Task statement. Identify the lines that contain the word "nDeus" and copy each one.

=======

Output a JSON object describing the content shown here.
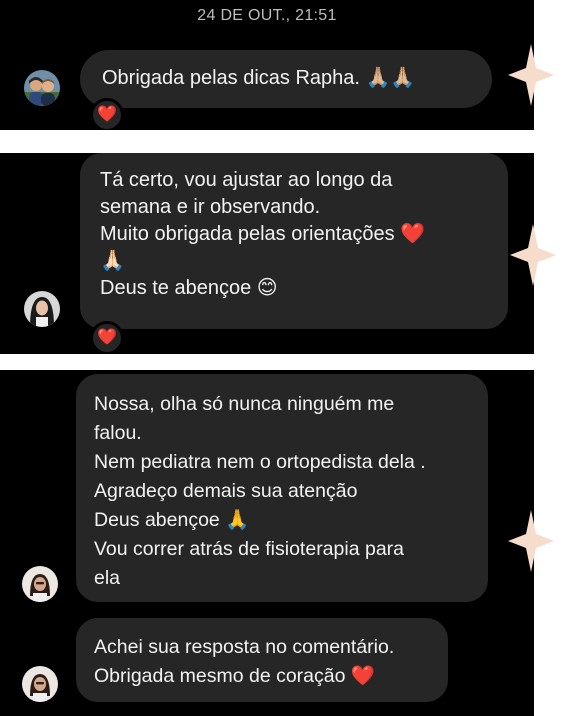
{
  "shot1": {
    "timestamp": "24 DE OUT., 21:51",
    "message": "Obrigada pelas dicas Rapha. 🙏🏼🙏🏼",
    "reaction": "❤️"
  },
  "shot2": {
    "message": "Tá certo, vou ajustar ao longo da\nsemana e ir observando.\nMuito obrigada pelas orientações ❤️\n🙏🏻\nDeus te abençoe 😊",
    "reaction": "❤️"
  },
  "shot3": {
    "message1": "Nossa, olha só nunca ninguém me\nfalou.\nNem pediatra nem o ortopedista dela .\nAgradeço demais sua atenção\nDeus abençoe 🙏\nVou correr atrás de fisioterapia para\nela",
    "message2": "Achei sua resposta no comentário.\nObrigada mesmo de coração ❤️"
  },
  "icons": [
    "avatar-couple",
    "avatar-woman",
    "heart-reaction-icon",
    "sparkle-star-icon"
  ],
  "colors": {
    "background": "#000000",
    "bubble": "#262626",
    "text": "#f2f2f2",
    "timestamp": "#bdbdbd",
    "star": "#f6dccb",
    "heart": "#e8243c"
  }
}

=======

Result.
    "message": "Tá certo, vou ajustar ao longo da\nsemana e ir observando.\nMuito obrigada pelas orientações ❤️\n🙏🏻\nDeus te abençoe 😊",
    "message1": "Nossa, olha só nunca ninguém me\nfalou.\nNem pediatra nem o ortopedista dela .\nAgradeço demais sua atenção\nDeus abençoe 🙏\nVou correr atrás de fisioterapia para\nela",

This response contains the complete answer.